* Begin Data records *
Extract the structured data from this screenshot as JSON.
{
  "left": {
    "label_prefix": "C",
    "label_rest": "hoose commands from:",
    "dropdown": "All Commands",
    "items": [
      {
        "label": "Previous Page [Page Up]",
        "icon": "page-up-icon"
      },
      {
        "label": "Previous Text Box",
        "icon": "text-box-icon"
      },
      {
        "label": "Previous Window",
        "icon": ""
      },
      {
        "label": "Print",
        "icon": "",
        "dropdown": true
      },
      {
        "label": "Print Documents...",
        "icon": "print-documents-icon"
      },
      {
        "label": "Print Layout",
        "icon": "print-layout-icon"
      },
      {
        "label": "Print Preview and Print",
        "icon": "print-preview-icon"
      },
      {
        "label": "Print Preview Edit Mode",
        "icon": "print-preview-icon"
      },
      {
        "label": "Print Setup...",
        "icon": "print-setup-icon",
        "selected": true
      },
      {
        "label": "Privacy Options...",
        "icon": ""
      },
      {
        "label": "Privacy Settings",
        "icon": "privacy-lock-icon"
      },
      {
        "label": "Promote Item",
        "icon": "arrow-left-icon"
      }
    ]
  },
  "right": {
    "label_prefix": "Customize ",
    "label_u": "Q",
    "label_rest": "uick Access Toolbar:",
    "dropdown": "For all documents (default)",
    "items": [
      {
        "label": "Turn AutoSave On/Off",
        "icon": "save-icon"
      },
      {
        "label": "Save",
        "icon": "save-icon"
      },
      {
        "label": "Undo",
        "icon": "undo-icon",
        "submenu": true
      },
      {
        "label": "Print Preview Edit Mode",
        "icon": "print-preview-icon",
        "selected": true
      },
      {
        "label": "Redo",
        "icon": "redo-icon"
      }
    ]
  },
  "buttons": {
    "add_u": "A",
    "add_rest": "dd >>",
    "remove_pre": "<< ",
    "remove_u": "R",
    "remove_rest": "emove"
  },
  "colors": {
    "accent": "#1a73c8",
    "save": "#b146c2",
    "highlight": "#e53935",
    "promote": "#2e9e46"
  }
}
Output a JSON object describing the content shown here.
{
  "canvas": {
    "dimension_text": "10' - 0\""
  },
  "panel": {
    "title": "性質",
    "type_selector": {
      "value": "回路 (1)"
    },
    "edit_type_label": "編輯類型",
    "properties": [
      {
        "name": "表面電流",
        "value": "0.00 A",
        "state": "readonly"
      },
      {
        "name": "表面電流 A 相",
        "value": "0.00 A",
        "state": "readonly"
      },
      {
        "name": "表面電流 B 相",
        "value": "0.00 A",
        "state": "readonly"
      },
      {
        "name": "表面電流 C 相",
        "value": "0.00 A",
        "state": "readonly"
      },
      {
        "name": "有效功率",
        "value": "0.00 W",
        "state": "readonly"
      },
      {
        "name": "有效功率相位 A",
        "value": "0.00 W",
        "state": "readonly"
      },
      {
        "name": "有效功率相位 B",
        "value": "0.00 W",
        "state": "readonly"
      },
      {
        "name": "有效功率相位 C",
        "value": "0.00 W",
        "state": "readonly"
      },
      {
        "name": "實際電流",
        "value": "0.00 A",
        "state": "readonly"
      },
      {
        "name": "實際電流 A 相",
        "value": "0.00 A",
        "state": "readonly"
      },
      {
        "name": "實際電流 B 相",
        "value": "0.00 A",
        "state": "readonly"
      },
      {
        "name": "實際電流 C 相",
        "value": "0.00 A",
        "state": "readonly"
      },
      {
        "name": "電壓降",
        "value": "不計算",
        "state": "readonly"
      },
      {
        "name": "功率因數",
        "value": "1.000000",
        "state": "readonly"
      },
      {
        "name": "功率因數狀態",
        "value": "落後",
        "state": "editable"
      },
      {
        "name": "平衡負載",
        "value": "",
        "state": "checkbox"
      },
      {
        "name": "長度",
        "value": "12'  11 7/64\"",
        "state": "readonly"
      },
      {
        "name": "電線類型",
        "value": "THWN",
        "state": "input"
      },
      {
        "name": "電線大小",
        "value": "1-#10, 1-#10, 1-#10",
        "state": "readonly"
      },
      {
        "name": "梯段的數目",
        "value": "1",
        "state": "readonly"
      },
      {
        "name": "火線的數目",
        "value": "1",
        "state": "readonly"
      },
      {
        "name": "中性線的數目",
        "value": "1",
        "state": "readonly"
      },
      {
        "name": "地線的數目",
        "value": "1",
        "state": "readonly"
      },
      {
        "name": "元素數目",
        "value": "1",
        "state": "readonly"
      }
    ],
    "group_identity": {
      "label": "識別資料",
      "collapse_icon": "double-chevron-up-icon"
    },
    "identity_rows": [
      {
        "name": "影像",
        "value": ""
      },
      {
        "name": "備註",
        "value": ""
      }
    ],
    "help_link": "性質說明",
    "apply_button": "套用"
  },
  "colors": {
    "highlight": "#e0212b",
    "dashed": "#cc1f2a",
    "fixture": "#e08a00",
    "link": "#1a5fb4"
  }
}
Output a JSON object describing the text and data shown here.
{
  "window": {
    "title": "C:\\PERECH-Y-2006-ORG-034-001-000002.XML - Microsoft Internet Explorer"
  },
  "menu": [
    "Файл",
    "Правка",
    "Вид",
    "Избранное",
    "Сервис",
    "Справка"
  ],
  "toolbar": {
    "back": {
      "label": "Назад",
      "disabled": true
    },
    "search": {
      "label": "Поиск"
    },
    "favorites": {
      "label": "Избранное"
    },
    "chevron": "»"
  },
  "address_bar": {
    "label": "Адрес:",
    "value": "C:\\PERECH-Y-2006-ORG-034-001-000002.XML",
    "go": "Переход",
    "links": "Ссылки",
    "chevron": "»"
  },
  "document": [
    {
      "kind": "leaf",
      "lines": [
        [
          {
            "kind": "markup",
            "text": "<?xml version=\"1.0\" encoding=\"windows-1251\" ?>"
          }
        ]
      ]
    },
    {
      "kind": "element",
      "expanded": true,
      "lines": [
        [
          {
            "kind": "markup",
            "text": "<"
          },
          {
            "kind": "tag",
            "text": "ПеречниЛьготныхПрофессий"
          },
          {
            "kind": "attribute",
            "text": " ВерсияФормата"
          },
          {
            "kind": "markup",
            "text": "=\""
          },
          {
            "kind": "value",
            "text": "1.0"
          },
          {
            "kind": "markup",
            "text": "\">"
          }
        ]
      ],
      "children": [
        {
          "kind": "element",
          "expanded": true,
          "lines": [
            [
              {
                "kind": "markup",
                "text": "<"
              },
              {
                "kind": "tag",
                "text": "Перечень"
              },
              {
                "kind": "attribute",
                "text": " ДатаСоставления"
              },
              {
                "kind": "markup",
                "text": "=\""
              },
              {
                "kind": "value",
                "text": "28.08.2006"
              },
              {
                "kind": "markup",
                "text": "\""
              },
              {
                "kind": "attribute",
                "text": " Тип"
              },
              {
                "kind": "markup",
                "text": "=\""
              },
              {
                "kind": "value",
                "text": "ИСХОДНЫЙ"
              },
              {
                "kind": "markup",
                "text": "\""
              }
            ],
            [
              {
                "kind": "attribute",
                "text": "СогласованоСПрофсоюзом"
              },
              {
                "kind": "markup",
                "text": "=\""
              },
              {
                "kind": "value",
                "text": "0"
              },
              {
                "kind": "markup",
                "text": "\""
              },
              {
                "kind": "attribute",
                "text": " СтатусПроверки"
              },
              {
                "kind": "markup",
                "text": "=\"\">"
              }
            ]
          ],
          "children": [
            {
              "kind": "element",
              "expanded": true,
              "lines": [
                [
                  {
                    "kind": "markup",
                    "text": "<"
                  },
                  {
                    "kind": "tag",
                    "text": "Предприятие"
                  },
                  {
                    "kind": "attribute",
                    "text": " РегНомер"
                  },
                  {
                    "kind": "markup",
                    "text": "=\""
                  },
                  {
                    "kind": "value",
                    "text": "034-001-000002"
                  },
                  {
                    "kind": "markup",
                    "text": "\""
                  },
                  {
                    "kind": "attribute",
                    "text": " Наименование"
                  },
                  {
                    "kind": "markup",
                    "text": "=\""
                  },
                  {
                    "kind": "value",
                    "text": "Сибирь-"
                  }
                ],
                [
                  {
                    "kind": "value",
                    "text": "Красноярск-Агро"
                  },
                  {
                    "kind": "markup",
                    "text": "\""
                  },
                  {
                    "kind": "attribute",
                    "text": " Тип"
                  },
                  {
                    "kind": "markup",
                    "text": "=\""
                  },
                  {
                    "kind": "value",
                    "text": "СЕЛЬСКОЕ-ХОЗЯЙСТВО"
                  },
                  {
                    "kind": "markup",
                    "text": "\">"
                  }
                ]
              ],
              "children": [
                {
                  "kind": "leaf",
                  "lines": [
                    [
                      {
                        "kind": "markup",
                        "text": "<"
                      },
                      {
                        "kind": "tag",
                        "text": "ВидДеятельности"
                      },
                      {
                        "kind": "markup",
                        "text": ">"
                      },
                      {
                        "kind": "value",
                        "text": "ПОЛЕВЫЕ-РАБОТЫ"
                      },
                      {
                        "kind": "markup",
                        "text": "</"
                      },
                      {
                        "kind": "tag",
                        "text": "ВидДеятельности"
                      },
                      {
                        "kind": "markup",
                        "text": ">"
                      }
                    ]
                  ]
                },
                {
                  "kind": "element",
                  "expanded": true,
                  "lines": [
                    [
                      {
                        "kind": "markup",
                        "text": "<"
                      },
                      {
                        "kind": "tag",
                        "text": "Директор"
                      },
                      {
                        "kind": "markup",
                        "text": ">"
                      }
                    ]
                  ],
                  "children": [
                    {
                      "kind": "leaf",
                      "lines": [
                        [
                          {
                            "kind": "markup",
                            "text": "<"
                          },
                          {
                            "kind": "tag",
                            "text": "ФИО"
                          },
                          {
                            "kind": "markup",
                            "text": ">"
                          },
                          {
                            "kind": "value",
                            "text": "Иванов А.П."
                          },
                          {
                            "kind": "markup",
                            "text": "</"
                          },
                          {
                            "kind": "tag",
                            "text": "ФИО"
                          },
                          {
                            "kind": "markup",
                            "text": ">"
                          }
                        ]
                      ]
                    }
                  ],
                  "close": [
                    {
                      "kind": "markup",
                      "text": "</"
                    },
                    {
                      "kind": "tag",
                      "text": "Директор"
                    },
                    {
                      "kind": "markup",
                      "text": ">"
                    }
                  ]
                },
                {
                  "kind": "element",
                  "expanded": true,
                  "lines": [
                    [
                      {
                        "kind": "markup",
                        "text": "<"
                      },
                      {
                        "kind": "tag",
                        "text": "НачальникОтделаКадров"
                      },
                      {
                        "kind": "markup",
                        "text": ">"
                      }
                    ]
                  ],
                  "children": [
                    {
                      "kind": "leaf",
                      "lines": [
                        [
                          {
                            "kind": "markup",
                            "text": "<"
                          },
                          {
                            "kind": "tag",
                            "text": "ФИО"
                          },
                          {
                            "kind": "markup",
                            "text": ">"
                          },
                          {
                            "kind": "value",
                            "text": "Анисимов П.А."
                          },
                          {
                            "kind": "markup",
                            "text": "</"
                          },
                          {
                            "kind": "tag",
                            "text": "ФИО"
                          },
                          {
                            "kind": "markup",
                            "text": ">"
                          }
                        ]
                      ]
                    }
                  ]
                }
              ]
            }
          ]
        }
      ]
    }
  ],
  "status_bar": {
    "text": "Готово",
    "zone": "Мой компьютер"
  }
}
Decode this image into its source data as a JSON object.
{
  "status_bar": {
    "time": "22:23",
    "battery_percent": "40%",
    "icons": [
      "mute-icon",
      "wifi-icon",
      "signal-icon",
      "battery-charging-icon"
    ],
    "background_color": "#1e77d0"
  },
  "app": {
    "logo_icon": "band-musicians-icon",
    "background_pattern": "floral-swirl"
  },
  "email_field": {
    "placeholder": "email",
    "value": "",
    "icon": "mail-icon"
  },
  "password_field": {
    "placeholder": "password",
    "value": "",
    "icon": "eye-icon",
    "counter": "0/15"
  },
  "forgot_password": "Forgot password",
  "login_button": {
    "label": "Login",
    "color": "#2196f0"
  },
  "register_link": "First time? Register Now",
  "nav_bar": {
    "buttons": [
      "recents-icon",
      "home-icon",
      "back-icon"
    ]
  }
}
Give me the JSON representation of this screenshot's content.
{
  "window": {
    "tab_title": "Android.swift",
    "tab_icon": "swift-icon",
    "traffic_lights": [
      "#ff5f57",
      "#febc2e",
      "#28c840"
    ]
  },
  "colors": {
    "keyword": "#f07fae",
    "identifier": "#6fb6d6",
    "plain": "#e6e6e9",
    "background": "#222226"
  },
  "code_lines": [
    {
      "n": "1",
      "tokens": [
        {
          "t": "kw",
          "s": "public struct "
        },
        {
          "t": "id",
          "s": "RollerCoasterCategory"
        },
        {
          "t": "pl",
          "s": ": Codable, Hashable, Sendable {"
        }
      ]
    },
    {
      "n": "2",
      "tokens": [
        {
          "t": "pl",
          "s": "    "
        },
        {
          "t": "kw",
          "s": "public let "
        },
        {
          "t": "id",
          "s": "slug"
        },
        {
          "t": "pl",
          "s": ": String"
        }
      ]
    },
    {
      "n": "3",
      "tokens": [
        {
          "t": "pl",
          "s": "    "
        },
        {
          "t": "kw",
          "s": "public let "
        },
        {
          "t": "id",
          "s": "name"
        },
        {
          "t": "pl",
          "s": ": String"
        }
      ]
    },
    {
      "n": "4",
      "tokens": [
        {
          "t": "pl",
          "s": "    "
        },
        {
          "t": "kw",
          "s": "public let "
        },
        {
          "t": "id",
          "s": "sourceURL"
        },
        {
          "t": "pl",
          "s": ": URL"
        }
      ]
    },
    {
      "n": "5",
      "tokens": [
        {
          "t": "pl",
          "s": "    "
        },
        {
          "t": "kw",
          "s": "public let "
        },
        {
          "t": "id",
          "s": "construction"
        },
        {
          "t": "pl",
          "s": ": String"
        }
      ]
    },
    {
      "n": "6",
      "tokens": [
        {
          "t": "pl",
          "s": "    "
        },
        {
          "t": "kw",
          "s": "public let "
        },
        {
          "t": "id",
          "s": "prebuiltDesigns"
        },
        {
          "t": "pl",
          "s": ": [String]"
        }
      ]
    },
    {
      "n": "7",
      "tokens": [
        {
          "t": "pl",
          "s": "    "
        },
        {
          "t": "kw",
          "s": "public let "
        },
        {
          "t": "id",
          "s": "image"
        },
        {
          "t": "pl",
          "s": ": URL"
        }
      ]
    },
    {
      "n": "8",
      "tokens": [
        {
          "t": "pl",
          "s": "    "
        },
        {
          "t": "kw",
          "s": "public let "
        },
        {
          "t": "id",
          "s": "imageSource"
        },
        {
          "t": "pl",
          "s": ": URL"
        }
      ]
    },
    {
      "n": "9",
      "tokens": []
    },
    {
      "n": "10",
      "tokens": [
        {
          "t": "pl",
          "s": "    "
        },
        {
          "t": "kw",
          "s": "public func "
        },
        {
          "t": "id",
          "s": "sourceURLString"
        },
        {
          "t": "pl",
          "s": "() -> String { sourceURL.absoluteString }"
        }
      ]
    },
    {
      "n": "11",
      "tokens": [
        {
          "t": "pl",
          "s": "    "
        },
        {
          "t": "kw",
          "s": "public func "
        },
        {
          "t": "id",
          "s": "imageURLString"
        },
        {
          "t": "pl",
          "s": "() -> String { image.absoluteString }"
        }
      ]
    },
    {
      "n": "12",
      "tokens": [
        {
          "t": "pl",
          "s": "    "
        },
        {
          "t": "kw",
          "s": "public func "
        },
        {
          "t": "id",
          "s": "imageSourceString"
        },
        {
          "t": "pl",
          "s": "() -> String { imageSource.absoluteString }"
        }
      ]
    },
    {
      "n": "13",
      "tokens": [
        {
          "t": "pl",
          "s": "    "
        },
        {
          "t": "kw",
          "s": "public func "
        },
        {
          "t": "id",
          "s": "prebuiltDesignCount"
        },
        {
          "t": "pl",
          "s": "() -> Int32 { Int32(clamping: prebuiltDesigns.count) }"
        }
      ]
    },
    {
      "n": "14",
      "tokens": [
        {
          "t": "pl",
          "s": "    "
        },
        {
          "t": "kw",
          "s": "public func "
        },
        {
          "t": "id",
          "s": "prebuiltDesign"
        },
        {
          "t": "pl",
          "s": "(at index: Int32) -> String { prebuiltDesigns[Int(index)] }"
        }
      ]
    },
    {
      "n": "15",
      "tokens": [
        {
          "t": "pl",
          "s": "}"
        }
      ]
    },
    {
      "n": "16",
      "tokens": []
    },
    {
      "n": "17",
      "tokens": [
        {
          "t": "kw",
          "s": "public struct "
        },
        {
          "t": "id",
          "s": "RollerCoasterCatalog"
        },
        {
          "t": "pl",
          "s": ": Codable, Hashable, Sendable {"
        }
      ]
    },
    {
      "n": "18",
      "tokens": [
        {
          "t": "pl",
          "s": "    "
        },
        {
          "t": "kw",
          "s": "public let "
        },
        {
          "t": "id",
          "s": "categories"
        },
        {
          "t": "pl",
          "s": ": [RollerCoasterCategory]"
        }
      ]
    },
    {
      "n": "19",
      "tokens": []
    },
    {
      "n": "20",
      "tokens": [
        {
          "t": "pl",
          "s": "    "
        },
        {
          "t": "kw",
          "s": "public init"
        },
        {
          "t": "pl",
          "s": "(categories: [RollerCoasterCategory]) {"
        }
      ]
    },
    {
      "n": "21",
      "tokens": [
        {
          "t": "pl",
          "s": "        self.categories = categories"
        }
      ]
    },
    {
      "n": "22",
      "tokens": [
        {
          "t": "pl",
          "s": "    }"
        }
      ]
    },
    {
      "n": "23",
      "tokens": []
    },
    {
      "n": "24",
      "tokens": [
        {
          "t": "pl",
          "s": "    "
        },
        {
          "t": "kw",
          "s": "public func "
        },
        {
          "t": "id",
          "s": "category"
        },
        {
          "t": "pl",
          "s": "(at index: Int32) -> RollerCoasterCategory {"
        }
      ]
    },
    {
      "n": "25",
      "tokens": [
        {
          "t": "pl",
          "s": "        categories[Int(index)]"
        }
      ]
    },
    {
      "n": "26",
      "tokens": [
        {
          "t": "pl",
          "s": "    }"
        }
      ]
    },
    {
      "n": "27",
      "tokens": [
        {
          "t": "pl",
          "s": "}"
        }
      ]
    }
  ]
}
* End Data records *
**Written instruction**.
From the entries above, extract every line where the word "placeholder" appears.

**Reply to the task**.
    "placeholder": "email",
    "placeholder": "password",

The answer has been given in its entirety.